= Material provided =
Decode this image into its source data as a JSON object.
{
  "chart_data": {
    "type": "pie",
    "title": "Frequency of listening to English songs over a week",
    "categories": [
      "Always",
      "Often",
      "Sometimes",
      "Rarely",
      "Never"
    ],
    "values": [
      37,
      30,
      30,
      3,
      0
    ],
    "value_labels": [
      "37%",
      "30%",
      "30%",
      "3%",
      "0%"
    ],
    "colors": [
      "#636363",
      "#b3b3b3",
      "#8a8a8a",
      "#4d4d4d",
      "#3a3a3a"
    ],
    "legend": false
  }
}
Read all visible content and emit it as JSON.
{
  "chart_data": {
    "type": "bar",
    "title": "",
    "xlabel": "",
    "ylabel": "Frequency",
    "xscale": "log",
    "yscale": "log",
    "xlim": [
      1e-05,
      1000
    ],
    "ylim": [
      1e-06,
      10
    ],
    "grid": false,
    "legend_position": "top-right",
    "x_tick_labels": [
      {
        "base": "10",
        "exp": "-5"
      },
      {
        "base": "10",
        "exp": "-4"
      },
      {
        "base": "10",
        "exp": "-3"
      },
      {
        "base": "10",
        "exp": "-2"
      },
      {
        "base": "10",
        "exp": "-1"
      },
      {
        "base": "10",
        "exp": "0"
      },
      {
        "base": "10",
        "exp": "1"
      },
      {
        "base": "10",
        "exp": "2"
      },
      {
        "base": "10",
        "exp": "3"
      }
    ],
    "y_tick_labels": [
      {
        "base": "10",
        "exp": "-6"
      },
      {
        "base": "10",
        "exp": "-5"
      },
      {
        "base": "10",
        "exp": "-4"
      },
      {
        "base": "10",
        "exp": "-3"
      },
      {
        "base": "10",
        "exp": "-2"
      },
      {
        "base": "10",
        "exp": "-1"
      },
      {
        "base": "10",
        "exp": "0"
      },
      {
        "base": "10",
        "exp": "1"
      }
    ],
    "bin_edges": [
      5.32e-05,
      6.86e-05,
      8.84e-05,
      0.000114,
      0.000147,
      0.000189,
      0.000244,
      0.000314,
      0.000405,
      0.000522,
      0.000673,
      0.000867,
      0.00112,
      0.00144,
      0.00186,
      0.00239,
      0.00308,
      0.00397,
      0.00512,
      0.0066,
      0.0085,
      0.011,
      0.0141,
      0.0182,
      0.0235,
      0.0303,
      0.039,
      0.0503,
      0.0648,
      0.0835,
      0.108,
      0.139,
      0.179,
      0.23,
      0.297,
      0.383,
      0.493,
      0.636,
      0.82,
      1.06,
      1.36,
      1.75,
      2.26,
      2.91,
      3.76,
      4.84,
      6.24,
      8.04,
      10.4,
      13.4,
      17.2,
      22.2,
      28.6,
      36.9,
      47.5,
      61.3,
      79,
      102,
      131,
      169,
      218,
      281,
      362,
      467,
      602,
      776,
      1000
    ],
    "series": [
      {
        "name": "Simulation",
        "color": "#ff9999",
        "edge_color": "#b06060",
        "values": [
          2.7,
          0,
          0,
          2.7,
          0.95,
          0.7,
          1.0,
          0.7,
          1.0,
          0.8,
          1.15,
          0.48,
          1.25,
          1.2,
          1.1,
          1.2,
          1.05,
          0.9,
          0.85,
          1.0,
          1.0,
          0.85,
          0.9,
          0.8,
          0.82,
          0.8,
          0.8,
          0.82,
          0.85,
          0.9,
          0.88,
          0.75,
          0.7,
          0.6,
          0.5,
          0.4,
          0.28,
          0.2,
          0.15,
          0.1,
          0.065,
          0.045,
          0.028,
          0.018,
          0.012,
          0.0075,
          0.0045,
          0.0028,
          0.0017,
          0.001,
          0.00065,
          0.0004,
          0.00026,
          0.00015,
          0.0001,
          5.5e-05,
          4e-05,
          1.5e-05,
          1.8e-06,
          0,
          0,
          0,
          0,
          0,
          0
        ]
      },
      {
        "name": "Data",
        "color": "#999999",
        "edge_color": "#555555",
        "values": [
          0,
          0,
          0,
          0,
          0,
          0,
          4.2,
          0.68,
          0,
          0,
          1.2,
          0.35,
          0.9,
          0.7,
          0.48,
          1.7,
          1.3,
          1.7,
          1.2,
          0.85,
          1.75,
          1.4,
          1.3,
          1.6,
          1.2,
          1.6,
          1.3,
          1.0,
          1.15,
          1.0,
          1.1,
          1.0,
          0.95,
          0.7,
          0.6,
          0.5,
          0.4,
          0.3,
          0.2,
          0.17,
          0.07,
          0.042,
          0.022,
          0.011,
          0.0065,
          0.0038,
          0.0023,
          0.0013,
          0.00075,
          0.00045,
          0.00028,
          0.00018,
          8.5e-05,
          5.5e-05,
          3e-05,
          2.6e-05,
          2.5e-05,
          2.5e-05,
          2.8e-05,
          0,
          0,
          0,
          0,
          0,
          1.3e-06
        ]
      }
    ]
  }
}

= Work required =
Reproduce each record exactly, leaving nothing out.

= Solution for this problem =
Decode this image into its source data as a JSON object.
{
  "chart_data": {
    "type": "pie",
    "title": "Frequency of listening to English songs over a week",
    "categories": [
      "Always",
      "Often",
      "Sometimes",
      "Rarely",
      "Never"
    ],
    "values": [
      37,
      30,
      30,
      3,
      0
    ],
    "value_labels": [
      "37%",
      "30%",
      "30%",
      "3%",
      "0%"
    ],
    "colors": [
      "#636363",
      "#b3b3b3",
      "#8a8a8a",
      "#4d4d4d",
      "#3a3a3a"
    ],
    "legend": false
  }
}
Read all visible content and emit it as JSON.
{
  "chart_data": {
    "type": "bar",
    "title": "",
    "xlabel": "",
    "ylabel": "Frequency",
    "xscale": "log",
    "yscale": "log",
    "xlim": [
      1e-05,
      1000
    ],
    "ylim": [
      1e-06,
      10
    ],
    "grid": false,
    "legend_position": "top-right",
    "x_tick_labels": [
      {
        "base": "10",
        "exp": "-5"
      },
      {
        "base": "10",
        "exp": "-4"
      },
      {
        "base": "10",
        "exp": "-3"
      },
      {
        "base": "10",
        "exp": "-2"
      },
      {
        "base": "10",
        "exp": "-1"
      },
      {
        "base": "10",
        "exp": "0"
      },
      {
        "base": "10",
        "exp": "1"
      },
      {
        "base": "10",
        "exp": "2"
      },
      {
        "base": "10",
        "exp": "3"
      }
    ],
    "y_tick_labels": [
      {
        "base": "10",
        "exp": "-6"
      },
      {
        "base": "10",
        "exp": "-5"
      },
      {
        "base": "10",
        "exp": "-4"
      },
      {
        "base": "10",
        "exp": "-3"
      },
      {
        "base": "10",
        "exp": "-2"
      },
      {
        "base": "10",
        "exp": "-1"
      },
      {
        "base": "10",
        "exp": "0"
      },
      {
        "base": "10",
        "exp": "1"
      }
    ],
    "bin_edges": [
      5.32e-05,
      6.86e-05,
      8.84e-05,
      0.000114,
      0.000147,
      0.000189,
      0.000244,
      0.000314,
      0.000405,
      0.000522,
      0.000673,
      0.000867,
      0.00112,
      0.00144,
      0.00186,
      0.00239,
      0.00308,
      0.00397,
      0.00512,
      0.0066,
      0.0085,
      0.011,
      0.0141,
      0.0182,
      0.0235,
      0.0303,
      0.039,
      0.0503,
      0.0648,
      0.0835,
      0.108,
      0.139,
      0.179,
      0.23,
      0.297,
      0.383,
      0.493,
      0.636,
      0.82,
      1.06,
      1.36,
      1.75,
      2.26,
      2.91,
      3.76,
      4.84,
      6.24,
      8.04,
      10.4,
      13.4,
      17.2,
      22.2,
      28.6,
      36.9,
      47.5,
      61.3,
      79,
      102,
      131,
      169,
      218,
      281,
      362,
      467,
      602,
      776,
      1000
    ],
    "series": [
      {
        "name": "Simulation",
        "color": "#ff9999",
        "edge_color": "#b06060",
        "values": [
          2.7,
          0,
          0,
          2.7,
          0.95,
          0.7,
          1.0,
          0.7,
          1.0,
          0.8,
          1.15,
          0.48,
          1.25,
          1.2,
          1.1,
          1.2,
          1.05,
          0.9,
          0.85,
          1.0,
          1.0,
          0.85,
          0.9,
          0.8,
          0.82,
          0.8,
          0.8,
          0.82,
          0.85,
          0.9,
          0.88,
          0.75,
          0.7,
          0.6,
          0.5,
          0.4,
          0.28,
          0.2,
          0.15,
          0.1,
          0.065,
          0.045,
          0.028,
          0.018,
          0.012,
          0.0075,
          0.0045,
          0.0028,
          0.0017,
          0.001,
          0.00065,
          0.0004,
          0.00026,
          0.00015,
          0.0001,
          5.5e-05,
          4e-05,
          1.5e-05,
          1.8e-06,
          0,
          0,
          0,
          0,
          0,
          0
        ]
      },
      {
        "name": "Data",
        "color": "#999999",
        "edge_color": "#555555",
        "values": [
          0,
          0,
          0,
          0,
          0,
          0,
          4.2,
          0.68,
          0,
          0,
          1.2,
          0.35,
          0.9,
          0.7,
          0.48,
          1.7,
          1.3,
          1.7,
          1.2,
          0.85,
          1.75,
          1.4,
          1.3,
          1.6,
          1.2,
          1.6,
          1.3,
          1.0,
          1.15,
          1.0,
          1.1,
          1.0,
          0.95,
          0.7,
          0.6,
          0.5,
          0.4,
          0.3,
          0.2,
          0.17,
          0.07,
          0.042,
          0.022,
          0.011,
          0.0065,
          0.0038,
          0.0023,
          0.0013,
          0.00075,
          0.00045,
          0.00028,
          0.00018,
          8.5e-05,
          5.5e-05,
          3e-05,
          2.6e-05,
          2.5e-05,
          2.5e-05,
          2.8e-05,
          0,
          0,
          0,
          0,
          0,
          1.3e-06
        ]
      }
    ]
  }
}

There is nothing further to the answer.